→ **DIRECTION**: Copy these items verbatim, from the first line of the items through the line that contains "candle-body bbox=[42, 475, 48, 482]", including both of those lines.

>> begin

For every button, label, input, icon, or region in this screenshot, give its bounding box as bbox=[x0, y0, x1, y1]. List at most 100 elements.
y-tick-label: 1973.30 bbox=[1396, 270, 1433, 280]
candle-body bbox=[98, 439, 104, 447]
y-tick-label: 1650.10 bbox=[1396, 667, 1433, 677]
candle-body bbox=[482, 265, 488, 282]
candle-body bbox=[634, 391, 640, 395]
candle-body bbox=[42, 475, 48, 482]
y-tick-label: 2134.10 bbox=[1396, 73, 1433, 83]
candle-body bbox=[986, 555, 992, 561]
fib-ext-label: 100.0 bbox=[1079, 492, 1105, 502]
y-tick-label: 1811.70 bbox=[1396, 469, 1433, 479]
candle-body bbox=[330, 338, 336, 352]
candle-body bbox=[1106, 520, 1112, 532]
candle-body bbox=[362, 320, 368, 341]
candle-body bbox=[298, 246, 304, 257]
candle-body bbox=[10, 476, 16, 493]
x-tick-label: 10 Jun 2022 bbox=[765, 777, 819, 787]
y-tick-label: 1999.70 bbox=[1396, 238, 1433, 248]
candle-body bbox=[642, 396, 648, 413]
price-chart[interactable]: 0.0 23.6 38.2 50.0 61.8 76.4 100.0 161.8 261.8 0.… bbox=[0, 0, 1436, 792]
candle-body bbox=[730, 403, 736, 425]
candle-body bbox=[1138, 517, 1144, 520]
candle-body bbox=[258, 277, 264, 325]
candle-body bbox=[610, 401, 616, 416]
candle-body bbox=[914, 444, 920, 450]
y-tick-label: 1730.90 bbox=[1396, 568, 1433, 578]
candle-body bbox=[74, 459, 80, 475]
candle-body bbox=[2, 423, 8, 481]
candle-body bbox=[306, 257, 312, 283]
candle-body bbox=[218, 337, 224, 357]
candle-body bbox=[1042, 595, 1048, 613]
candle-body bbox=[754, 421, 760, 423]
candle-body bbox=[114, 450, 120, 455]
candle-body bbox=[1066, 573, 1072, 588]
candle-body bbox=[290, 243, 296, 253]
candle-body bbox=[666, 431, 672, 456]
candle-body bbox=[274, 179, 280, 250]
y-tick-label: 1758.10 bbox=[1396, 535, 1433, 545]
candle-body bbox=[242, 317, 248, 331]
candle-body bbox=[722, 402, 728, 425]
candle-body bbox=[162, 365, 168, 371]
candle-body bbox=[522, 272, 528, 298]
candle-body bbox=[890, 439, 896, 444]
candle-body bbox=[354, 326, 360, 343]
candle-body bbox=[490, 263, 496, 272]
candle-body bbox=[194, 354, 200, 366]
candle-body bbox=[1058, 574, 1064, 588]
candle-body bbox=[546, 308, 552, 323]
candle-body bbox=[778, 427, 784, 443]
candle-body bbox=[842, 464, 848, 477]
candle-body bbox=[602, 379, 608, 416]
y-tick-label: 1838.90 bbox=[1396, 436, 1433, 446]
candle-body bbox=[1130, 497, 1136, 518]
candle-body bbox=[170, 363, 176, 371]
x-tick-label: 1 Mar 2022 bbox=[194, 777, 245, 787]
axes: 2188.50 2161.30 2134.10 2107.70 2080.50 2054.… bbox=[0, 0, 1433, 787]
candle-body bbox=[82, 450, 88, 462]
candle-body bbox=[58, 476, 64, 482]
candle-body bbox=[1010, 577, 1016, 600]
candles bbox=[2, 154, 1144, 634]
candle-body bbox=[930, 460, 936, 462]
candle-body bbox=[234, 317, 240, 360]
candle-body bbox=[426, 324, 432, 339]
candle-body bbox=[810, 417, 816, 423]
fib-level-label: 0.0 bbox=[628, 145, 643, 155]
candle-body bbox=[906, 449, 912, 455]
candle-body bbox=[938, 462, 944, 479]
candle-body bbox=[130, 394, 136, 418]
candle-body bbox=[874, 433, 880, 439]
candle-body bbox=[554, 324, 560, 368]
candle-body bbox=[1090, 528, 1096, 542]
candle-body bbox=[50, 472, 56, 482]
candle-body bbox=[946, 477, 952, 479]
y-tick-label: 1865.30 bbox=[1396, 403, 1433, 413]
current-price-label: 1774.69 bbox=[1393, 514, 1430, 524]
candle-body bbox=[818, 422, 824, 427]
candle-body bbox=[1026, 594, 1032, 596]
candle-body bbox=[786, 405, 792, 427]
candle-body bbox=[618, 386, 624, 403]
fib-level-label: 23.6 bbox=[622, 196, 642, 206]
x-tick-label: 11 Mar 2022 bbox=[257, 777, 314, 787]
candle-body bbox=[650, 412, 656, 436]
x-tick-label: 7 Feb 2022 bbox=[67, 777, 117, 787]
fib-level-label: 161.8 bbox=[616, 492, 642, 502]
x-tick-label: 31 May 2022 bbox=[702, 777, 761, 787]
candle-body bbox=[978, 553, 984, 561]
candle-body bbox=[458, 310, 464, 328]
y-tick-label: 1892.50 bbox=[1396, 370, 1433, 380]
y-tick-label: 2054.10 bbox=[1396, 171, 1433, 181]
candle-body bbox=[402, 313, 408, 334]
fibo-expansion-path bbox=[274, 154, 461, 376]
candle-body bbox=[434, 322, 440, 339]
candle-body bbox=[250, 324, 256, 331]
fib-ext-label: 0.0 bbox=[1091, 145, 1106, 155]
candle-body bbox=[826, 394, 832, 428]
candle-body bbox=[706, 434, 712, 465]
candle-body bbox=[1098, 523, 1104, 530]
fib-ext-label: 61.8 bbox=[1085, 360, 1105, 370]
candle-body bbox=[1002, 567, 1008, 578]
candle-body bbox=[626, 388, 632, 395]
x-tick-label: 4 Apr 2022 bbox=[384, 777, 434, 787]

>> end

→ **CORRECT RESULT**:
For every button, label, input, icon, or region in this screenshot, give its bounding box as bbox=[x0, y0, x1, y1]. List at most 100 elements.
y-tick-label: 1973.30 bbox=[1396, 270, 1433, 280]
candle-body bbox=[98, 439, 104, 447]
y-tick-label: 1650.10 bbox=[1396, 667, 1433, 677]
candle-body bbox=[482, 265, 488, 282]
candle-body bbox=[634, 391, 640, 395]
candle-body bbox=[42, 475, 48, 482]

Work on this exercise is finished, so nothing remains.